MATERIALS PROVIDED.
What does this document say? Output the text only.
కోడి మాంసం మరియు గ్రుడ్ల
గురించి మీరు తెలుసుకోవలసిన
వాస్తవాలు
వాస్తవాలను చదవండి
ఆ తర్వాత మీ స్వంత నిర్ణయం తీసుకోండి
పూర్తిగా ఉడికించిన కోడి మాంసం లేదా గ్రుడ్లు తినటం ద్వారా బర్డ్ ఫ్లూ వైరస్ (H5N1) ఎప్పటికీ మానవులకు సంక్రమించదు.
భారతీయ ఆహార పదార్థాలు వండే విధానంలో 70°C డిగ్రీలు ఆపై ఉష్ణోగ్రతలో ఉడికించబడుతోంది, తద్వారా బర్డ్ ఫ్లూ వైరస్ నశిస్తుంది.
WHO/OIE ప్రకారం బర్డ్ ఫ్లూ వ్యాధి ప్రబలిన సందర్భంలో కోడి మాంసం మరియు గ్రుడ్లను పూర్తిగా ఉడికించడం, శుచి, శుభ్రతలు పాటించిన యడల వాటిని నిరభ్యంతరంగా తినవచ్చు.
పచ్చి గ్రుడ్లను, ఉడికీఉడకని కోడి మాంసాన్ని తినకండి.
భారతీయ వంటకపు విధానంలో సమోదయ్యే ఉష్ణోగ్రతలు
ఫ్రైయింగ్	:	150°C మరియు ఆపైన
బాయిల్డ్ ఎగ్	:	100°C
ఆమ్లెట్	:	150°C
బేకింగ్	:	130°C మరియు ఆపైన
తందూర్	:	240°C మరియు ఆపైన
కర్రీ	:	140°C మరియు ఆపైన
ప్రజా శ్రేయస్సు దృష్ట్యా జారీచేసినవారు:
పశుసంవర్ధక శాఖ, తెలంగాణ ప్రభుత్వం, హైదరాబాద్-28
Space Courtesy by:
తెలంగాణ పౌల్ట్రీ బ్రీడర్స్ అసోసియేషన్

EXERCISE. Repeat the entries exactly, all of them.

ANSWER BELOW.
What does this document say? Output the text only.
కోడి మాంసం మరియు గ్రుడ్ల
గురించి మీరు తెలుసుకోవలసిన
వాస్తవాలు
వాస్తవాలను చదవండి
ఆ తర్వాత మీ స్వంత నిర్ణయం తీసుకోండి
పూర్తిగా ఉడికించిన కోడి మాంసం లేదా గ్రుడ్లు తినటం ద్వారా బర్డ్ ఫ్లూ వైరస్ (H5N1) ఎప్పటికీ మానవులకు సంక్రమించదు.
భారతీయ ఆహార పదార్థాలు వండే విధానంలో 70°C డిగ్రీలు ఆపై ఉష్ణోగ్రతలో ఉడికించబడుతోంది, తద్వారా బర్డ్ ఫ్లూ వైరస్ నశిస్తుంది.
WHO/OIE ప్రకారం బర్డ్ ఫ్లూ వ్యాధి ప్రబలిన సందర్భంలో కోడి మాంసం మరియు గ్రుడ్లను పూర్తిగా ఉడికించడం, శుచి, శుభ్రతలు పాటించిన యడల వాటిని నిరభ్యంతరంగా తినవచ్చు.
పచ్చి గ్రుడ్లను, ఉడికీఉడకని కోడి మాంసాన్ని తినకండి.
భారతీయ వంటకపు విధానంలో సమోదయ్యే ఉష్ణోగ్రతలు
ఫ్రైయింగ్	:	150°C మరియు ఆపైన
బాయిల్డ్ ఎగ్	:	100°C
ఆమ్లెట్	:	150°C
బేకింగ్	:	130°C మరియు ఆపైన
తందూర్	:	240°C మరియు ఆపైన
కర్రీ	:	140°C మరియు ఆపైన
ప్రజా శ్రేయస్సు దృష్ట్యా జారీచేసినవారు:
పశుసంవర్ధక శాఖ, తెలంగాణ ప్రభుత్వం, హైదరాబాద్-28
Space Courtesy by:
తెలంగాణ పౌల్ట్రీ బ్రీడర్స్ అసోసియేషన్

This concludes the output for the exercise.